> Directions:
Go through the records and show each line where the word "Health" occurs.

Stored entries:
━━━
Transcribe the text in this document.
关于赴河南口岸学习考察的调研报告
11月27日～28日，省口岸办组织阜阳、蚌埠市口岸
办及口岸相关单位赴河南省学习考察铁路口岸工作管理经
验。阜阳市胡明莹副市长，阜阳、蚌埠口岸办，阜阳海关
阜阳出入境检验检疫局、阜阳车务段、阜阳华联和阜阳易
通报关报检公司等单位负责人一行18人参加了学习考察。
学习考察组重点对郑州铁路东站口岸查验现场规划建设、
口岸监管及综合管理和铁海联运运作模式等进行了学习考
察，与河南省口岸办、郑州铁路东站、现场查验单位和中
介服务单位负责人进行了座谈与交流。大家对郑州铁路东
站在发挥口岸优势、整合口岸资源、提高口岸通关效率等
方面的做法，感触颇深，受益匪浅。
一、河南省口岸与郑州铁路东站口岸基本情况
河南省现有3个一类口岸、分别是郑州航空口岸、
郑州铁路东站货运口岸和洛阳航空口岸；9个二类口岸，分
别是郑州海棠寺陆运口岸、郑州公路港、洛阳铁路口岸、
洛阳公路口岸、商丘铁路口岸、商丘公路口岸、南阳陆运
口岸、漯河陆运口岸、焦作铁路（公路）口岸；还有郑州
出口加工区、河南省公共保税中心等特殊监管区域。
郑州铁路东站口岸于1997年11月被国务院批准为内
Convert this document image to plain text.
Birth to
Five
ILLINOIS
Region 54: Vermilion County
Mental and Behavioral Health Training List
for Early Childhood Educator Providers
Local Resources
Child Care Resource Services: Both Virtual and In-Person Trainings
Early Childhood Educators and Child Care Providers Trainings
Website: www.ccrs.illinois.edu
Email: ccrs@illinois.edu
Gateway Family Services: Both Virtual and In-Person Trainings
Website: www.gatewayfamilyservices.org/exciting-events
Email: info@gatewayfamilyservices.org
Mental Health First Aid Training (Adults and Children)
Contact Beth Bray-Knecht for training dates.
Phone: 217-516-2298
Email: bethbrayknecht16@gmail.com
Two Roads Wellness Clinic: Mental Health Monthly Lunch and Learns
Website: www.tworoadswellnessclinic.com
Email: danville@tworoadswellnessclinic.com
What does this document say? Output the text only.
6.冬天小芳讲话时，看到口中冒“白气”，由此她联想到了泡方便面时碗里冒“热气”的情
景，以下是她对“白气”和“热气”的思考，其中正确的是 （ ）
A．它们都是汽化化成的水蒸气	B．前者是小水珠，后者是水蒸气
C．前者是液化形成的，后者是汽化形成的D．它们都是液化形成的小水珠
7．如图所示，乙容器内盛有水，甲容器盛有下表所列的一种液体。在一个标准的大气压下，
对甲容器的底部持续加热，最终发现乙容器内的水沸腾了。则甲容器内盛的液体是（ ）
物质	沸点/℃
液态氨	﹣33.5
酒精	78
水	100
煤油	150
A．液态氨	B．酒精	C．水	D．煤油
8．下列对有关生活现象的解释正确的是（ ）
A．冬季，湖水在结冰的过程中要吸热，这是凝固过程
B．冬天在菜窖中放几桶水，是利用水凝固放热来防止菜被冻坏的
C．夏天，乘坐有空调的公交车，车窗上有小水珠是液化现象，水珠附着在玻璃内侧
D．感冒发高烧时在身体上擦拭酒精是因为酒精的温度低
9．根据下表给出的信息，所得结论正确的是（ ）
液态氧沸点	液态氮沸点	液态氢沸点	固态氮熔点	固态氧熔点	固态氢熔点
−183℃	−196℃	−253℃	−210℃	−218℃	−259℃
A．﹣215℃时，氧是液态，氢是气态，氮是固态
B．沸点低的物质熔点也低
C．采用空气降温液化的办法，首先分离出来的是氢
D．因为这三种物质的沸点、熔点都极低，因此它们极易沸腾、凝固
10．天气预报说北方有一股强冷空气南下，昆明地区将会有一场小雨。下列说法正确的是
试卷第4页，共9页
━━━
> Answer to this problem:
Mental and Behavioral Health Training List
Mental Health First Aid Training (Adults and Children)
Two Roads Wellness Clinic: Mental Health Monthly Lunch and Learns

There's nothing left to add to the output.